◆ **Objectif**:
Reproduisez le texte sur BAnQ depuis « Ce travail de » jusqu'à « réseau de partenariat. » inclusivement, en substituant « collaboration » à « partenariat ».

◆ **Texte fourni**:
------

Par Frédérik Dompierre-Beaulieu (elle), cheffe de pupitre aux arts
Bibliothèque et archives nationales du Québec : préserver et rendre accessible
Ma liste de questions était longue avant que je ne m’entretienne avec Sonia, parce qu’au Québec, c’est justement Bibliothèque et Archives nationales du Québec (BAnQ) qui est responsable de rassembler, traiter, conserver et mettre en valeur le patrimoine documentaire québécois. D’emblée, mon intervenante m’explique que BAnQ se compose de trois entités fusionnées qui, si elles ont des missions, des spécialités et des expertises qui leur sont propres, travaillent en étroite collaboration. Il s’agit de la Grande Bibliothèque, de la Bibliothèque nationale et des Archives nationales.
« La Bibliothèque nationale est responsable de recevoir les publications et elle gère le dépôt légal. De notre côté, pour ce qui est du pilier « archives », notre mission est de recevoir les archives qui émanent des ministères et des organismes. L’appareil gouvernemental a l’obligation de nous verser ces archives, qu’on acquiert et qu’on diffuse. On acquiert aussi tout ce qui touche le judiciaire, en plus d’avoir des fonds d’archives privés. D’ailleurs, tous les fonds n’ont pas nécessairement les mêmes droits d’accès, mais comme notre mission en est une de diffusion, on essaie de faciliter cet accès-là. »
Ce travail de complémentarité, plutôt que de tout réaliser en silo, chacun de son côté, ne concerne pas uniquement les trois instances qui composent BAnQ, mais également les autres bibliothèques et centres d’archives du Québec, les musées, les librairies, les éditeurs et même les écoles, de sorte que se tisse un vaste réseau de partenariat.

------

◆ **Jeu de données**:
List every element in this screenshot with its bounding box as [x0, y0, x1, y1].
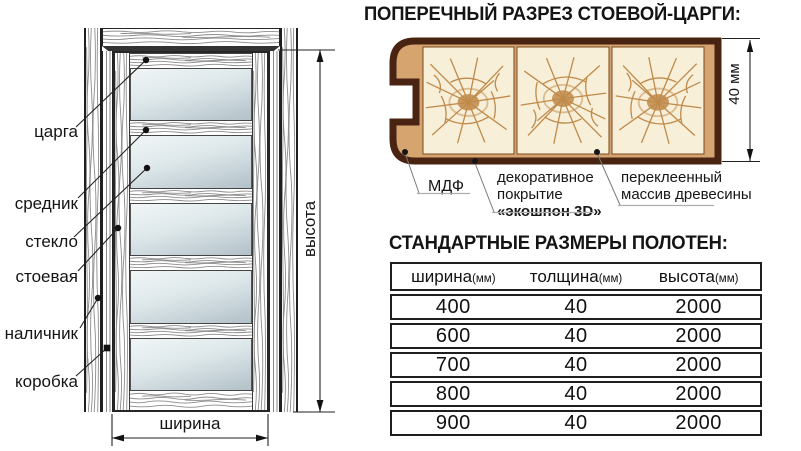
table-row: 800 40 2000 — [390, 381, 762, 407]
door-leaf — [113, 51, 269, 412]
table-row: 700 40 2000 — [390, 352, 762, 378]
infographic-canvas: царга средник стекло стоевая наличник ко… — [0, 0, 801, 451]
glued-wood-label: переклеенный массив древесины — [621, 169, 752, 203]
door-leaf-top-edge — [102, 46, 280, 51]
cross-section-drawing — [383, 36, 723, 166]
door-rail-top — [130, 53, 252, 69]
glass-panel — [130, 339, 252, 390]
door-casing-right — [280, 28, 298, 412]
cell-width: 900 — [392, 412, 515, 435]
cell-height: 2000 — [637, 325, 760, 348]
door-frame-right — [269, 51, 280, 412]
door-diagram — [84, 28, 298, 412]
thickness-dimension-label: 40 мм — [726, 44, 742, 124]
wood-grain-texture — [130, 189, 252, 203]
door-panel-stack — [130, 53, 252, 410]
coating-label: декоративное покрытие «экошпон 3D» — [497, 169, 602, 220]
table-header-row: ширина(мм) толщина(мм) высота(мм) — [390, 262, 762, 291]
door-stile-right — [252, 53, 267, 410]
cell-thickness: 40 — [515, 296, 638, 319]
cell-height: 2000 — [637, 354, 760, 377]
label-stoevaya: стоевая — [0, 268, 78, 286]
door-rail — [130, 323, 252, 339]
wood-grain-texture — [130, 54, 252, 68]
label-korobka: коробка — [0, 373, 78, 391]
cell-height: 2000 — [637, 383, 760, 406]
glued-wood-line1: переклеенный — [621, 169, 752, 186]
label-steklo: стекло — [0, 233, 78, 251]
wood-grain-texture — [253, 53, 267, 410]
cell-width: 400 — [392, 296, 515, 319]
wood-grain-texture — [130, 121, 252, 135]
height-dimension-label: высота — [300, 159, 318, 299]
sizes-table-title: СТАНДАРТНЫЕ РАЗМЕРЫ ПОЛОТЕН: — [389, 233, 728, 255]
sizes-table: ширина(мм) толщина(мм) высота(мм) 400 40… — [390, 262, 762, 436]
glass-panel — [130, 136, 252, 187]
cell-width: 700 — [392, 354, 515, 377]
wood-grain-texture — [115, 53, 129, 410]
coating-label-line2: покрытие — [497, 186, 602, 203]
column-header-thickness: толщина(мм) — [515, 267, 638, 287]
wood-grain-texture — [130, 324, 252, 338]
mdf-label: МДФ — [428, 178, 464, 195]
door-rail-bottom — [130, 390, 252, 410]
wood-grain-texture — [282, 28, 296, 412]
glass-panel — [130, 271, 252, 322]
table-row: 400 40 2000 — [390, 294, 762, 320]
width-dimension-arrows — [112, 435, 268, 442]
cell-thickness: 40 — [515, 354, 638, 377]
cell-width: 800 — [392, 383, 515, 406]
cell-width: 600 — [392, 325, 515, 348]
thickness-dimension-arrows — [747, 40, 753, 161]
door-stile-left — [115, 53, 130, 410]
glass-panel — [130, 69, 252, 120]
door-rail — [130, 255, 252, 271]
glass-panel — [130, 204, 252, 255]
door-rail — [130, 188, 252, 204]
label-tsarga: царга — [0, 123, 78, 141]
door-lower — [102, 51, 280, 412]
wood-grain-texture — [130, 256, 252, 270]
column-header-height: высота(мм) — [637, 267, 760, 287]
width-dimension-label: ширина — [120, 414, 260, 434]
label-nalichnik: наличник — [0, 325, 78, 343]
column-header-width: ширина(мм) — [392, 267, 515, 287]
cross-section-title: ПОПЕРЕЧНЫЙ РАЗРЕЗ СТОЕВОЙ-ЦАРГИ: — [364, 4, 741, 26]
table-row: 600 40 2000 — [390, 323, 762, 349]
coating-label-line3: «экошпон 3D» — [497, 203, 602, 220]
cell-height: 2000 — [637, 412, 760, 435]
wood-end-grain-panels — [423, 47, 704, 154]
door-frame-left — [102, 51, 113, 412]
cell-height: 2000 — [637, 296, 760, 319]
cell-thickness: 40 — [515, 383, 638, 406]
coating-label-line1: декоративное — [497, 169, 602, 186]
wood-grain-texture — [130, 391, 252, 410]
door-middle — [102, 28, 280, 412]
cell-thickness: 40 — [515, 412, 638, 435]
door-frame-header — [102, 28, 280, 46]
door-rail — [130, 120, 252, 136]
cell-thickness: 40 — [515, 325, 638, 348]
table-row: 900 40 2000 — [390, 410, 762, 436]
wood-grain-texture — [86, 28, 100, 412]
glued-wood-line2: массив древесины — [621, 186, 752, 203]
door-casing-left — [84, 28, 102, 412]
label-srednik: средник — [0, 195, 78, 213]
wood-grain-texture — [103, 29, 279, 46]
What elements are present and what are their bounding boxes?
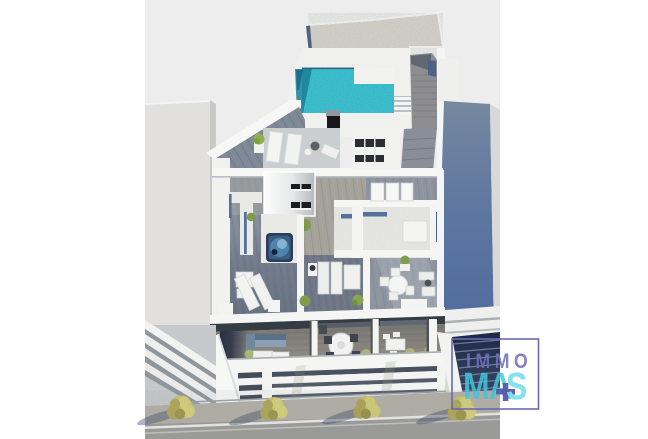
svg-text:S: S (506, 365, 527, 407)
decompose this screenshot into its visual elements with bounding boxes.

------

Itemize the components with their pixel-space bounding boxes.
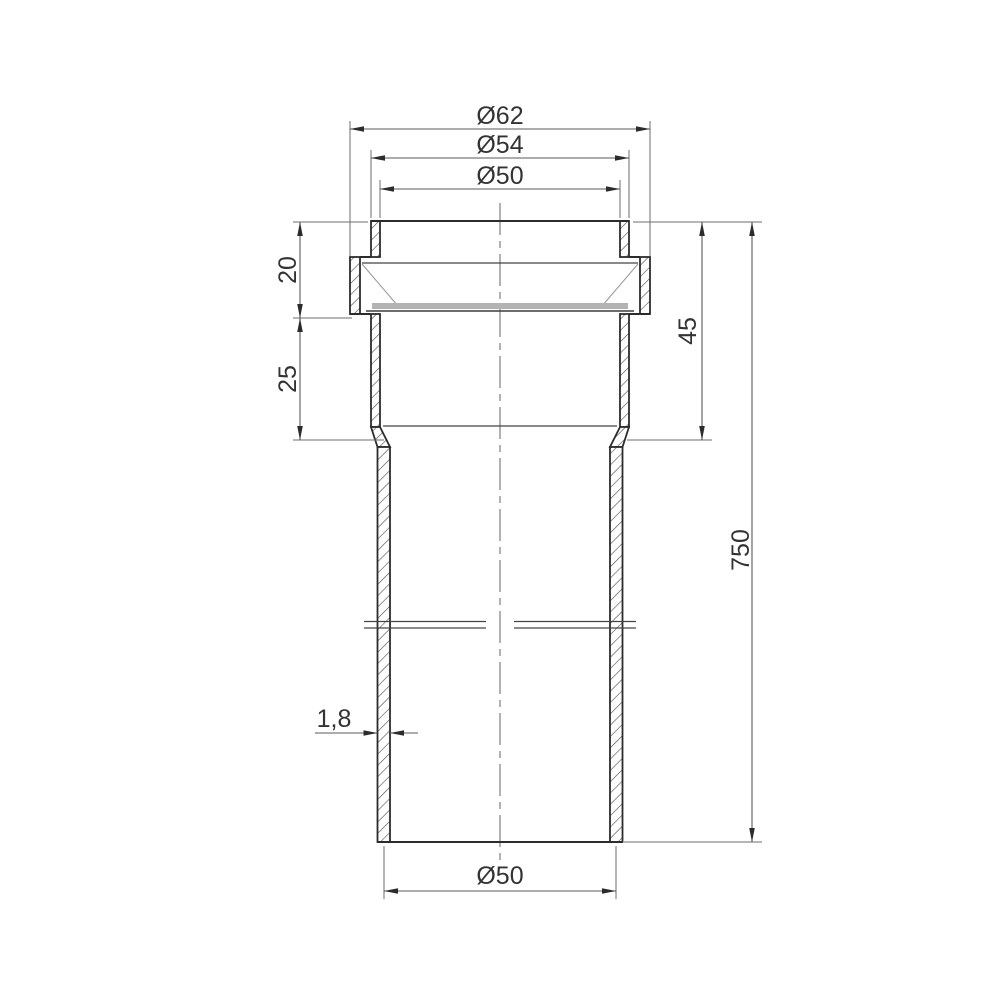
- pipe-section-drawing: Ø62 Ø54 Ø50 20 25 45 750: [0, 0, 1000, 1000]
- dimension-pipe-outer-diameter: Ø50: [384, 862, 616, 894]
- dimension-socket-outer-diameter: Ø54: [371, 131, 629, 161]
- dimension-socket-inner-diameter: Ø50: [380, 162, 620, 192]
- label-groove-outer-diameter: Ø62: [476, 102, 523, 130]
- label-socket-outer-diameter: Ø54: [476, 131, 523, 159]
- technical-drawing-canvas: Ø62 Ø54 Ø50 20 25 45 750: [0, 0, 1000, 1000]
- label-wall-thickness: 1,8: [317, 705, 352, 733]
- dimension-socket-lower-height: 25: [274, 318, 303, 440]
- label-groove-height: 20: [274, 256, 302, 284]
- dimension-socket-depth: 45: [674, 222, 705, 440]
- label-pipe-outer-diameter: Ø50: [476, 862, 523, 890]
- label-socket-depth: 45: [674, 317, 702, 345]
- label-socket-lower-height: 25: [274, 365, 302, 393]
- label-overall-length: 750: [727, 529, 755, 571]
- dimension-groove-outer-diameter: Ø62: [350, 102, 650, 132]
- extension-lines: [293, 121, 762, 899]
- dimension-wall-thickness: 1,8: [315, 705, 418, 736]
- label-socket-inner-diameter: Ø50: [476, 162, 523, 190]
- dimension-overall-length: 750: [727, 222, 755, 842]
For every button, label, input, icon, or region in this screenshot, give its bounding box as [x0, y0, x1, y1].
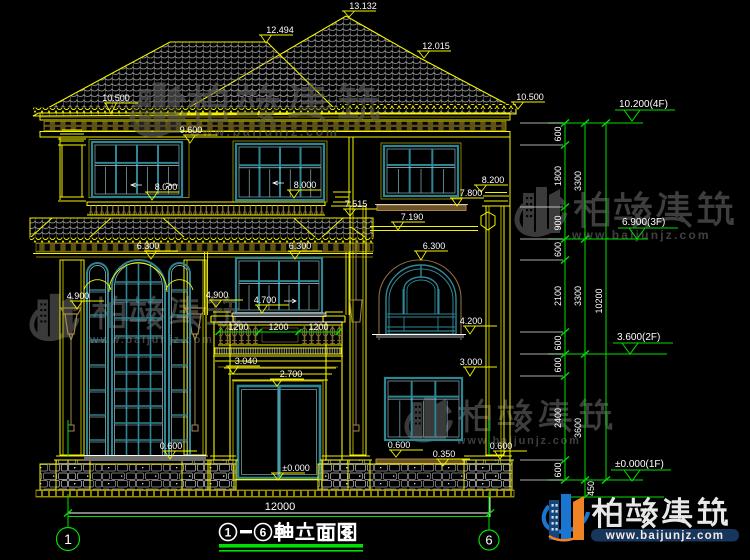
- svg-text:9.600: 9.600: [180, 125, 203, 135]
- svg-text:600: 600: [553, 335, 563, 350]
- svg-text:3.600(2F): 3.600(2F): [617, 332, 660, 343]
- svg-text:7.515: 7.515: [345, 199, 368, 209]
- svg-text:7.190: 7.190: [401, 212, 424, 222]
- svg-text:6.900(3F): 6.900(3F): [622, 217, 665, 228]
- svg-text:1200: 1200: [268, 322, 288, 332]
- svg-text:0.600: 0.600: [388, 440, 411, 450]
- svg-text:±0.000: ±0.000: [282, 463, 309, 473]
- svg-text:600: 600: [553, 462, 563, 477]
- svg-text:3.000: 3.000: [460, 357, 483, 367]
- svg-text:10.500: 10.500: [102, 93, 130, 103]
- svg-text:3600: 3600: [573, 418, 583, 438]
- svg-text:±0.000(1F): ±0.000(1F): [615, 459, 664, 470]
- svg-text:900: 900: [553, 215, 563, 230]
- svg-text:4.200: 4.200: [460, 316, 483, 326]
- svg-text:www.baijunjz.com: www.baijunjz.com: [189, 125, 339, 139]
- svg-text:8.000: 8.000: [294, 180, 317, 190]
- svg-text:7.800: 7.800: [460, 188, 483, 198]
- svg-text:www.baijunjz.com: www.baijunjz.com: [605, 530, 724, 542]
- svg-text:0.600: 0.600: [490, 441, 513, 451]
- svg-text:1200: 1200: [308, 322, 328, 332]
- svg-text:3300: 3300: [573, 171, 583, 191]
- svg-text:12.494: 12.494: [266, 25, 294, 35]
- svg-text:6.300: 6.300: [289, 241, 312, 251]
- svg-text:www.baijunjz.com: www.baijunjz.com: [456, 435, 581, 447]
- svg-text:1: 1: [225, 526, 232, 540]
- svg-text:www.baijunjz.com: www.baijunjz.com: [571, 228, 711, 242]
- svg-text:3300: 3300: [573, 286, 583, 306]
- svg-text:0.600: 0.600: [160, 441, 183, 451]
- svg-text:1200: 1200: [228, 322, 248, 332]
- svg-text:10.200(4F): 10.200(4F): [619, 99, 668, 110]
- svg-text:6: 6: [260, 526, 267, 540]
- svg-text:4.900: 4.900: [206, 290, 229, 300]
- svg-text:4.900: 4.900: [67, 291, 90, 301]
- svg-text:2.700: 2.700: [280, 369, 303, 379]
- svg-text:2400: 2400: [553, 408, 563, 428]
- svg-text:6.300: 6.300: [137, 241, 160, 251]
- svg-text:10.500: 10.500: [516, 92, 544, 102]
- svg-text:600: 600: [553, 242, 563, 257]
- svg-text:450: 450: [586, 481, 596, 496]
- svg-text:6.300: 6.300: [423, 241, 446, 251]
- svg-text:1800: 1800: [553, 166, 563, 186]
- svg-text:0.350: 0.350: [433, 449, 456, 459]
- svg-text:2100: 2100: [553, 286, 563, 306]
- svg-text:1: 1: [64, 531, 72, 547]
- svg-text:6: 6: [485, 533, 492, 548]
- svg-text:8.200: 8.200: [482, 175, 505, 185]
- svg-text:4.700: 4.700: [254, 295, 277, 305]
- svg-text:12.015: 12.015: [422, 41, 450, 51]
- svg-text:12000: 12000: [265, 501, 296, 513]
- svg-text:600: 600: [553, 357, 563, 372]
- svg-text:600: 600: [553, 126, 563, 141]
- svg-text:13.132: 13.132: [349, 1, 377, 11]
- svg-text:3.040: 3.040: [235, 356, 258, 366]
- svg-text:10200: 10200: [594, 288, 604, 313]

------

◆ **Résultat obtenu**:
Ce travail de complémentarité, plutôt que de tout réaliser en silo, chacun de son côté, ne concerne pas uniquement les trois instances qui composent BAnQ, mais également les autres bibliothèques et centres d’archives du Québec, les musées, les librairies, les éditeurs et même les écoles, de sorte que se tisse un vaste réseau de collaboration.